### Task description
Can you find the lines of the listing that include "dans" and copy every one?

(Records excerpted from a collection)
──────
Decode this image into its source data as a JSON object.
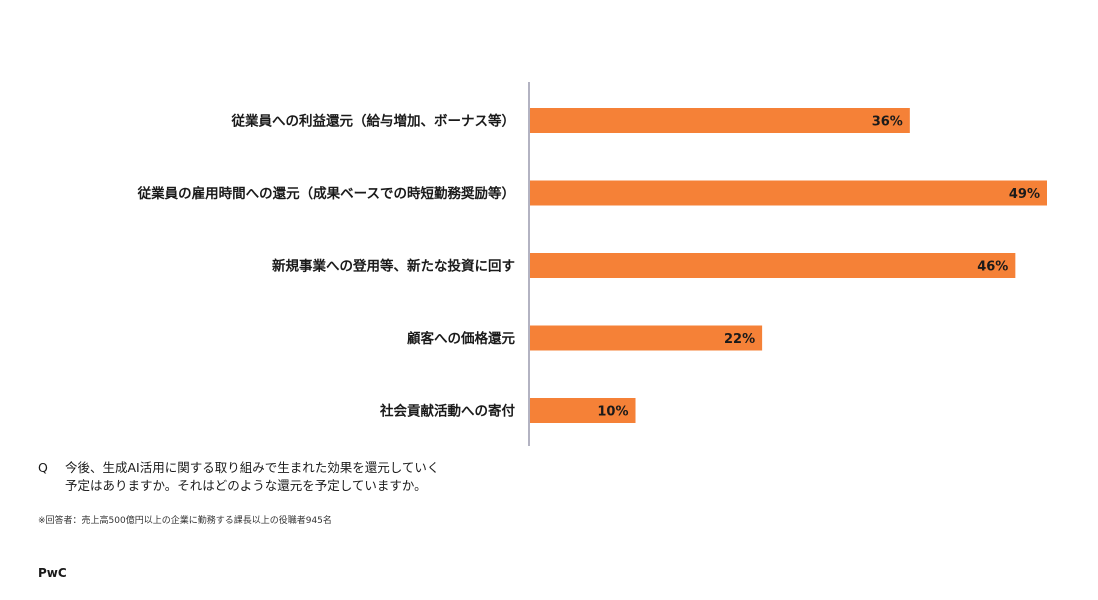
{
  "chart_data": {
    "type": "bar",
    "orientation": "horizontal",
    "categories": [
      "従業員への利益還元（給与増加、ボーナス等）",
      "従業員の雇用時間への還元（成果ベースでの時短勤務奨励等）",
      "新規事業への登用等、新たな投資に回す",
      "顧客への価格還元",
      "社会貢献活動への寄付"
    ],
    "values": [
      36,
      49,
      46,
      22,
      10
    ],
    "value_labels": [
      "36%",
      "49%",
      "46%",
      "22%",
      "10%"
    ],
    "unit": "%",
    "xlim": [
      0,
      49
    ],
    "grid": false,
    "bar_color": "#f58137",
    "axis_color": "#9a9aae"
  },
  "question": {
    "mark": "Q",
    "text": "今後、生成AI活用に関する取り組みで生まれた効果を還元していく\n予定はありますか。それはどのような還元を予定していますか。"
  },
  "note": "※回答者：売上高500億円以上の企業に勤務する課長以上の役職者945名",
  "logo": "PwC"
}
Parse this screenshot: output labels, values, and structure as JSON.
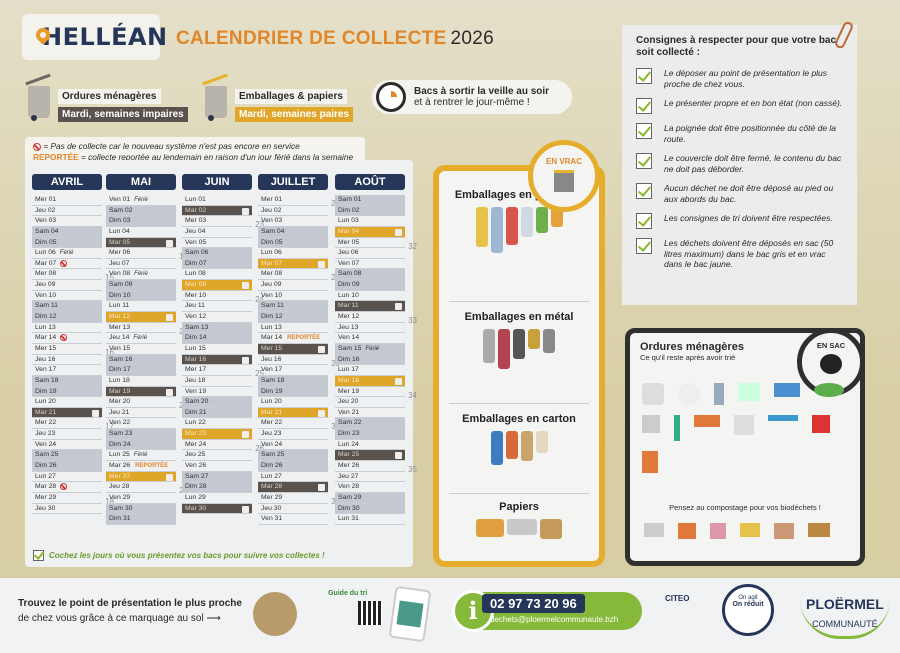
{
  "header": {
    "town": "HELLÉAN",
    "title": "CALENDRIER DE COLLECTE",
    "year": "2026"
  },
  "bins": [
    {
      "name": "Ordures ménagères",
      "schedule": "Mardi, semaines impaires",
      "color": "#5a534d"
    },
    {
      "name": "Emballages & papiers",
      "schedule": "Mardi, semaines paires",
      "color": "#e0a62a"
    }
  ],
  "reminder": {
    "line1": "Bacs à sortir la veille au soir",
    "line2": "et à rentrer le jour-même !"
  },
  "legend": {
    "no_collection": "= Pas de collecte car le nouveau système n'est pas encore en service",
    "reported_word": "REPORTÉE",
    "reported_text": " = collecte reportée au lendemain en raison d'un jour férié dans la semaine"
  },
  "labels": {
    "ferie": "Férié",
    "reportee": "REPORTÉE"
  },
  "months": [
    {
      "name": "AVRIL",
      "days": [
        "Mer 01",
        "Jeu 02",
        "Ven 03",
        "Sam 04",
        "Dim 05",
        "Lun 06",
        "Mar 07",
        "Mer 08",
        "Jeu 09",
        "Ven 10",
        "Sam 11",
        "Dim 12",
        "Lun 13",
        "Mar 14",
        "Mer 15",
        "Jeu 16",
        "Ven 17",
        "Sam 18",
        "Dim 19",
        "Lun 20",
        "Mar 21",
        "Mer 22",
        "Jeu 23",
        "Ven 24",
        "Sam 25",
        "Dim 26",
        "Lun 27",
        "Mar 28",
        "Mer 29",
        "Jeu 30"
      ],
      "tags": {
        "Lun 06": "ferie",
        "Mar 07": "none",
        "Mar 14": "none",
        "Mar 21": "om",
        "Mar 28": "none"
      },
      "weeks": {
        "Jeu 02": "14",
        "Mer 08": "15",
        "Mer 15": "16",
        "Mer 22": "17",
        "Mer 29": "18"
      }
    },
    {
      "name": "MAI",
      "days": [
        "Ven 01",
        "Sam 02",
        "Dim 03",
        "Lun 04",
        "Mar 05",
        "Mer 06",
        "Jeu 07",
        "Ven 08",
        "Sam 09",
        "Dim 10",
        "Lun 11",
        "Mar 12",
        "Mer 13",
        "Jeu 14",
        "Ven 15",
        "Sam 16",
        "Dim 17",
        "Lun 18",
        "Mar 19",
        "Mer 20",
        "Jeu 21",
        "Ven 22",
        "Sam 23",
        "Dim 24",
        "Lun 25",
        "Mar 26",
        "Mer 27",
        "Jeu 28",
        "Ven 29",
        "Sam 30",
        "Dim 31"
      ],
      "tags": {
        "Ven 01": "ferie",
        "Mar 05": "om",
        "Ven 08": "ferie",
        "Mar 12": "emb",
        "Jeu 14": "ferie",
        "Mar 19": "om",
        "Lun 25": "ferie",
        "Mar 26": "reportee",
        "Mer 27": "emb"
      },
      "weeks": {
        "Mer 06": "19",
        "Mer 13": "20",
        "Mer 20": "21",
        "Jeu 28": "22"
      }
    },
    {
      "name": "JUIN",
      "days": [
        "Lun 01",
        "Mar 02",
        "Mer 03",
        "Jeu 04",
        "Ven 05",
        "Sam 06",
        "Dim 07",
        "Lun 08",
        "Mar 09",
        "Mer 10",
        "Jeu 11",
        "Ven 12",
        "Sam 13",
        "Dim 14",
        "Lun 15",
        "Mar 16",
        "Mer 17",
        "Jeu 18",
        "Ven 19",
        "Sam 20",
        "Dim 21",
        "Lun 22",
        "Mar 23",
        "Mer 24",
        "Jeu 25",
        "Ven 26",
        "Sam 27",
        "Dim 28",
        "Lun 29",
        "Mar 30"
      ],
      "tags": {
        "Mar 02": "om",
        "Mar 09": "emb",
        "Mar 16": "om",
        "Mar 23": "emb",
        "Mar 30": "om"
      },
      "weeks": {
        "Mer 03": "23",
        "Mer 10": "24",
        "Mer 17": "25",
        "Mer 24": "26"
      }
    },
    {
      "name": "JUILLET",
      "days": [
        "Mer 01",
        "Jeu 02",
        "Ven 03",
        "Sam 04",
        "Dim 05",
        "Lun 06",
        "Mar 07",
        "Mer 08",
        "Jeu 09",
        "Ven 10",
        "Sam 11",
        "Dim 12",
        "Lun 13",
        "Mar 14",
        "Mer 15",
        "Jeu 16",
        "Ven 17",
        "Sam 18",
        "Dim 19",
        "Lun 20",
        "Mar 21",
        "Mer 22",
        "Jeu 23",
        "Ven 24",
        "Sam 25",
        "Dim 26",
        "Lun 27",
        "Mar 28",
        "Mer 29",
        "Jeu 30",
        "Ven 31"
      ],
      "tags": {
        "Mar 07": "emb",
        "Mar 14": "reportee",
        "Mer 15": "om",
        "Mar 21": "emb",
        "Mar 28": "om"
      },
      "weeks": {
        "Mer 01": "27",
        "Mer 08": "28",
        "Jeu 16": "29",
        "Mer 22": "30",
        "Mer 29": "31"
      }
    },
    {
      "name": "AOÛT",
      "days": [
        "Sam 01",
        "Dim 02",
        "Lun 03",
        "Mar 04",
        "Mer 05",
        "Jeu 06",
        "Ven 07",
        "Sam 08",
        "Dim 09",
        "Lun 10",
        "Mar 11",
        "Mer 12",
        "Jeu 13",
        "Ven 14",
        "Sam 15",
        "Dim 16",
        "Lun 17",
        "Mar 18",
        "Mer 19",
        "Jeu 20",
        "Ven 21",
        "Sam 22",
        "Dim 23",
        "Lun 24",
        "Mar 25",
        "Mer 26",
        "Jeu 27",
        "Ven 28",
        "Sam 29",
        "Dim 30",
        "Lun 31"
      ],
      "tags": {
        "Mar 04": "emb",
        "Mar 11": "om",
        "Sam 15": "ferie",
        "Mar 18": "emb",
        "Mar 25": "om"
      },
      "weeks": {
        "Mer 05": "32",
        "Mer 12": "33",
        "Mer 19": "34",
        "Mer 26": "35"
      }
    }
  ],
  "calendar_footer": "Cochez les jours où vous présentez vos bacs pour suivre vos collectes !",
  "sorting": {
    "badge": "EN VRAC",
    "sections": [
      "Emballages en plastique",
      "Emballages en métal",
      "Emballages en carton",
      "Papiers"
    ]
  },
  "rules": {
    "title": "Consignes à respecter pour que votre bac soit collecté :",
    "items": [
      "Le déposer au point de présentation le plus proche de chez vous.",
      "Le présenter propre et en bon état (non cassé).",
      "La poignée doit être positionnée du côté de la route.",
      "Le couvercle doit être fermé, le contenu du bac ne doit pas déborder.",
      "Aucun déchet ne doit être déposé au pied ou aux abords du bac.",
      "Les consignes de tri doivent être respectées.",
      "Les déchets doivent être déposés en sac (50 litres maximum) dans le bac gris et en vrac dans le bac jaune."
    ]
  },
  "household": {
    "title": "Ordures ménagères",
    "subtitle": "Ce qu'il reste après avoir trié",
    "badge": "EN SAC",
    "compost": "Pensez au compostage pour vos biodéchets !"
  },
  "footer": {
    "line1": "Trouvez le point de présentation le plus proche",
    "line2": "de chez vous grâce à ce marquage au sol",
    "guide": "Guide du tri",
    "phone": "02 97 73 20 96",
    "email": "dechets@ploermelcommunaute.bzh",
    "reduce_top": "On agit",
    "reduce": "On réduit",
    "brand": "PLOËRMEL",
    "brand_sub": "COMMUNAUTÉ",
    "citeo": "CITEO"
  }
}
──────
### Response to the exercise
    "reported_text": " = collecte reportée au lendemain en raison d'un jour férié dans la semaine"
      "Les déchets doivent être déposés en sac (50 litres maximum) dans le bac gris et en vrac dans le bac jaune."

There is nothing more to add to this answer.